++++ Data section ++++

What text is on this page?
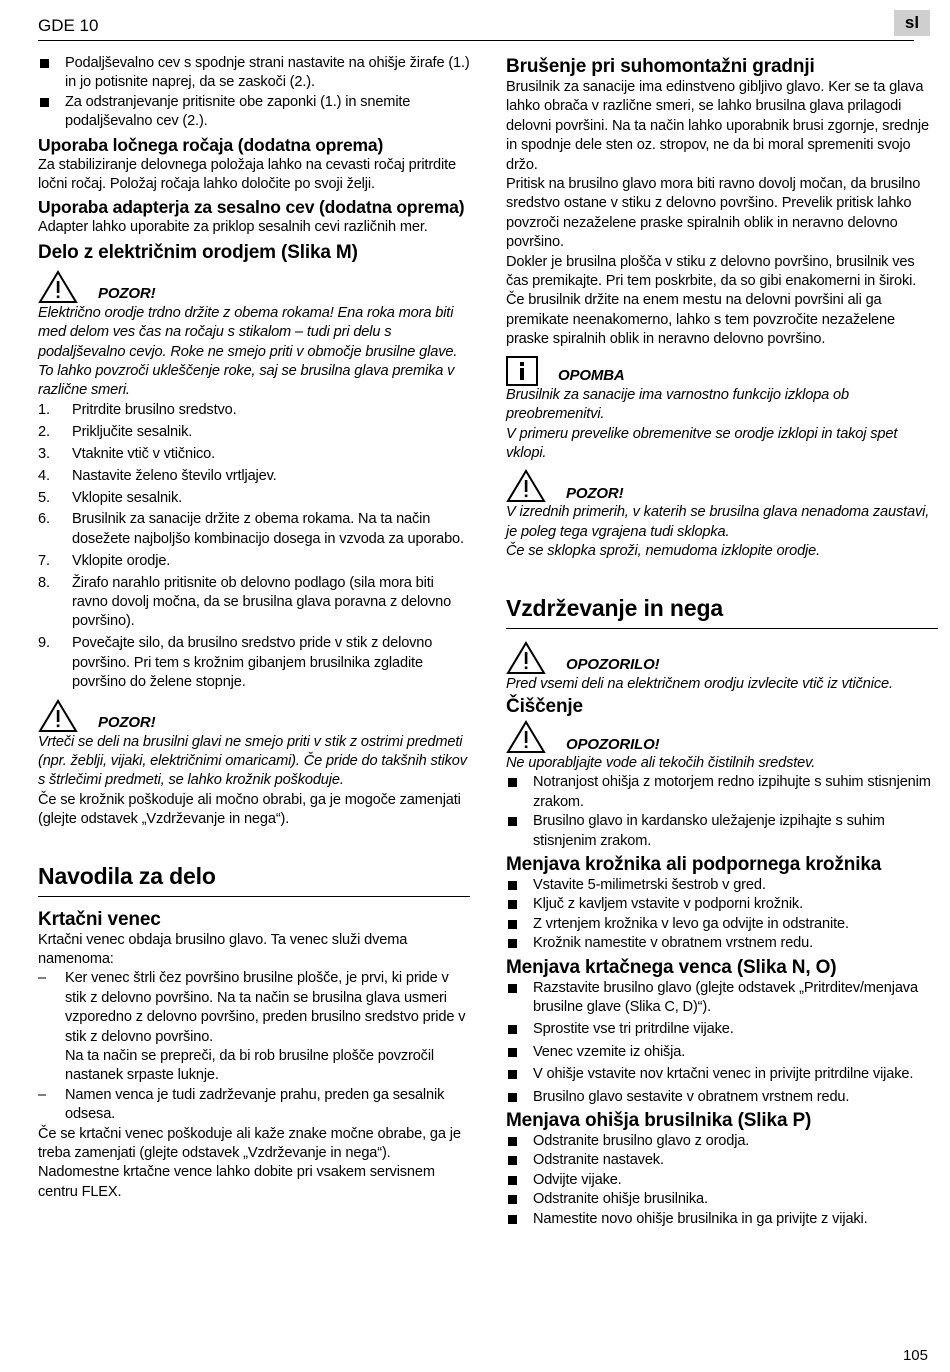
GDE 10	sl
Podaljševalno cev s spodnje strani nastavite na ohišje žirafe (1.) in jo potisnite naprej, da se zaskoči (2.).
Za odstranjevanje pritisnite obe zaponki (1.) in snemite podaljševalno cev (2.).

Uporaba ločnega ročaja (dodatna oprema)

Za stabiliziranje delovnega položaja lahko na cevasti ročaj pritrdite ločni ročaj. Položaj ročaja lahko določite po svoji želji.

Uporaba adapterja za sesalno cev (dodatna oprema)

Adapter lahko uporabite za priklop sesalnih cevi različnih mer.

Delo z električnim orodjem (Slika M)

POZOR!

Električno orodje trdno držite z obema rokama! Ena roka mora biti med delom ves čas na ročaju s stikalom – tudi pri delu s podaljševalno cevjo. Roke ne smejo priti v območje brusilne glave. To lahko povzroči ukleščenje roke, saj se brusilna glava premika v različne smeri.

1. Pritrdite brusilno sredstvo.
2. Priključite sesalnik.
3. Vtaknite vtič v vtičnico.
4. Nastavite želeno število vrtljajev.
5. Vklopite sesalnik.
6. Brusilnik za sanacije držite z obema rokama. Na ta način dosežete najboljšo kombinacijo dosega in vzvoda za uporabo.
7. Vklopite orodje.
8. Žirafo narahlo pritisnite ob delovno podlago (sila mora biti ravno dovolj močna, da se brusilna glava poravna z delovno površino).
9. Povečajte silo, da brusilno sredstvo pride v stik z delovno površino. Pri tem s krožnim gibanjem brusilnika zgladite površino do želene stopnje.
POZOR!

Vrteči se deli na brusilni glavi ne smejo priti v stik z ostrimi predmeti (npr. žeblji, vijaki, električnimi omaricami). Če pride do takšnih stikov s štrlečimi predmeti, se lahko krožnik poškoduje.

Če se krožnik poškoduje ali močno obrabi, ga je mogoče zamenjati (glejte odstavek „Vzdrževanje in nega“).

Navodila za delo

Krtačni venec

Krtačni venec obdaja brusilno glavo. Ta venec služi dvema namenoma:

– Ker venec štrli čez površino brusilne plošče, je prvi, ki pride v stik z delovno površino. Na ta način se brusilna glava usmeri vzporedno z delovno površino, preden brusilno sredstvo pride v stik z delovno površino.
Na ta način se prepreči, da bi rob brusilne plošče povzročil nastanek srpaste luknje.
– Namen venca je tudi zadrževanje prahu, preden ga sesalnik odsesa.

Če se krtačni venec poškoduje ali kaže znake močne obrabe, ga je treba zamenjati (glejte odstavek „Vzdrževanje in nega“). Nadomestne krtačne vence lahko dobite pri vsakem servisnem centru FLEX.

Brušenje pri suhomontažni gradnji

Brusilnik za sanacije ima edinstveno gibljivo glavo. Ker se ta glava lahko obrača v različne smeri, se lahko brusilna glava prilagodi delovni površini. Na ta način lahko uporabnik brusi zgornje, srednje in spodnje dele sten oz. stropov, ne da bi moral spremeniti svojo držo.

Pritisk na brusilno glavo mora biti ravno dovolj močan, da brusilno sredstvo ostane v stiku z delovno površino. Prevelik pritisk lahko povzroči nezaželene praske spiralnih oblik in neravno delovno površino.

Dokler je brusilna plošča v stiku z delovno površino, brusilnik ves čas premikajte. Pri tem poskrbite, da so gibi enakomerni in široki.

Če brusilnik držite na enem mestu na delovni površini ali ga premikate neenakomerno, lahko s tem povzročite nezaželene praske spiralnih oblik in neravno delovno površino.

OPOMBA

Brusilnik za sanacije ima varnostno funkcijo izklopa ob preobremenitvi.
V primeru prevelike obremenitve se orodje izklopi in takoj spet vklopi.

POZOR!

V izrednih primerih, v katerih se brusilna glava nenadoma zaustavi, je poleg tega vgrajena tudi sklopka.
Če se sklopka sproži, nemudoma izklopite orodje.

Vzdrževanje in nega

OPOZORILO!

Pred vsemi deli na električnem orodju izvlecite vtič iz vtičnice.

Čiščenje

OPOZORILO!

Ne uporabljajte vode ali tekočih čistilnih sredstev.

Notranjost ohišja z motorjem redno izpihujte s suhim stisnjenim zrakom.
Brusilno glavo in kardansko uležajenje izpihajte s suhim stisnjenim zrakom.

Menjava krožnika ali podpornega krožnika

Vstavite 5-milimetrski šestrob v gred.
Ključ z kavljem vstavite v podporni krožnik.
Z vrtenjem krožnika v levo ga odvijte in odstranite.
Krožnik namestite v obratnem vrstnem redu.

Menjava krtačnega venca (Slika N, O)

Razstavite brusilno glavo (glejte odstavek „Pritrditev/menjava brusilne glave (Slika C, D)“).
Sprostite vse tri pritrdilne vijake.
Venec vzemite iz ohišja.
V ohišje vstavite nov krtačni venec in privijte pritrdilne vijake.
Brusilno glavo sestavite v obratnem vrstnem redu.

Menjava ohišja brusilnika (Slika P)

Odstranite brusilno glavo z orodja.
Odstranite nastavek.
Odvijte vijake.
Odstranite ohišje brusilnika.
Namestite novo ohišje brusilnika in ga privijte z vijaki.
105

++++

**Task goal:**
Repeat the records above exactly, omitting every picture.

**Solution to this exercise:**
What text is on this page?
GDE 10	sl
Podaljševalno cev s spodnje strani nastavite na ohišje žirafe (1.) in jo potisnite naprej, da se zaskoči (2.).
Za odstranjevanje pritisnite obe zaponki (1.) in snemite podaljševalno cev (2.).

Uporaba ločnega ročaja (dodatna oprema)

Za stabiliziranje delovnega položaja lahko na cevasti ročaj pritrdite ločni ročaj. Položaj ročaja lahko določite po svoji želji.

Uporaba adapterja za sesalno cev (dodatna oprema)

Adapter lahko uporabite za priklop sesalnih cevi različnih mer.

Delo z električnim orodjem (Slika M)

POZOR!

Električno orodje trdno držite z obema rokama! Ena roka mora biti med delom ves čas na ročaju s stikalom – tudi pri delu s podaljševalno cevjo. Roke ne smejo priti v območje brusilne glave. To lahko povzroči ukleščenje roke, saj se brusilna glava premika v različne smeri.

1. Pritrdite brusilno sredstvo.
2. Priključite sesalnik.
3. Vtaknite vtič v vtičnico.
4. Nastavite želeno število vrtljajev.
5. Vklopite sesalnik.
6. Brusilnik za sanacije držite z obema rokama. Na ta način dosežete najboljšo kombinacijo dosega in vzvoda za uporabo.
7. Vklopite orodje.
8. Žirafo narahlo pritisnite ob delovno podlago (sila mora biti ravno dovolj močna, da se brusilna glava poravna z delovno površino).
9. Povečajte silo, da brusilno sredstvo pride v stik z delovno površino. Pri tem s krožnim gibanjem brusilnika zgladite površino do želene stopnje.
POZOR!

Vrteči se deli na brusilni glavi ne smejo priti v stik z ostrimi predmeti (npr. žeblji, vijaki, električnimi omaricami). Če pride do takšnih stikov s štrlečimi predmeti, se lahko krožnik poškoduje.

Če se krožnik poškoduje ali močno obrabi, ga je mogoče zamenjati (glejte odstavek „Vzdrževanje in nega“).

Navodila za delo

Krtačni venec

Krtačni venec obdaja brusilno glavo. Ta venec služi dvema namenoma:

– Ker venec štrli čez površino brusilne plošče, je prvi, ki pride v stik z delovno površino. Na ta način se brusilna glava usmeri vzporedno z delovno površino, preden brusilno sredstvo pride v stik z delovno površino.
Na ta način se prepreči, da bi rob brusilne plošče povzročil nastanek srpaste luknje.
– Namen venca je tudi zadrževanje prahu, preden ga sesalnik odsesa.

Če se krtačni venec poškoduje ali kaže znake močne obrabe, ga je treba zamenjati (glejte odstavek „Vzdrževanje in nega“). Nadomestne krtačne vence lahko dobite pri vsakem servisnem centru FLEX.

Brušenje pri suhomontažni gradnji

Brusilnik za sanacije ima edinstveno gibljivo glavo. Ker se ta glava lahko obrača v različne smeri, se lahko brusilna glava prilagodi delovni površini. Na ta način lahko uporabnik brusi zgornje, srednje in spodnje dele sten oz. stropov, ne da bi moral spremeniti svojo držo.

Pritisk na brusilno glavo mora biti ravno dovolj močan, da brusilno sredstvo ostane v stiku z delovno površino. Prevelik pritisk lahko povzroči nezaželene praske spiralnih oblik in neravno delovno površino.

Dokler je brusilna plošča v stiku z delovno površino, brusilnik ves čas premikajte. Pri tem poskrbite, da so gibi enakomerni in široki.

Če brusilnik držite na enem mestu na delovni površini ali ga premikate neenakomerno, lahko s tem povzročite nezaželene praske spiralnih oblik in neravno delovno površino.

OPOMBA

Brusilnik za sanacije ima varnostno funkcijo izklopa ob preobremenitvi.
V primeru prevelike obremenitve se orodje izklopi in takoj spet vklopi.

POZOR!

V izrednih primerih, v katerih se brusilna glava nenadoma zaustavi, je poleg tega vgrajena tudi sklopka.
Če se sklopka sproži, nemudoma izklopite orodje.

Vzdrževanje in nega

OPOZORILO!

Pred vsemi deli na električnem orodju izvlecite vtič iz vtičnice.

Čiščenje

OPOZORILO!

Ne uporabljajte vode ali tekočih čistilnih sredstev.

Notranjost ohišja z motorjem redno izpihujte s suhim stisnjenim zrakom.
Brusilno glavo in kardansko uležajenje izpihajte s suhim stisnjenim zrakom.

Menjava krožnika ali podpornega krožnika

Vstavite 5-milimetrski šestrob v gred.
Ključ z kavljem vstavite v podporni krožnik.
Z vrtenjem krožnika v levo ga odvijte in odstranite.
Krožnik namestite v obratnem vrstnem redu.

Menjava krtačnega venca (Slika N, O)

Razstavite brusilno glavo (glejte odstavek „Pritrditev/menjava brusilne glave (Slika C, D)“).
Sprostite vse tri pritrdilne vijake.
Venec vzemite iz ohišja.
V ohišje vstavite nov krtačni venec in privijte pritrdilne vijake.
Brusilno glavo sestavite v obratnem vrstnem redu.

Menjava ohišja brusilnika (Slika P)

Odstranite brusilno glavo z orodja.
Odstranite nastavek.
Odvijte vijake.
Odstranite ohišje brusilnika.
Namestite novo ohišje brusilnika in ga privijte z vijaki.
105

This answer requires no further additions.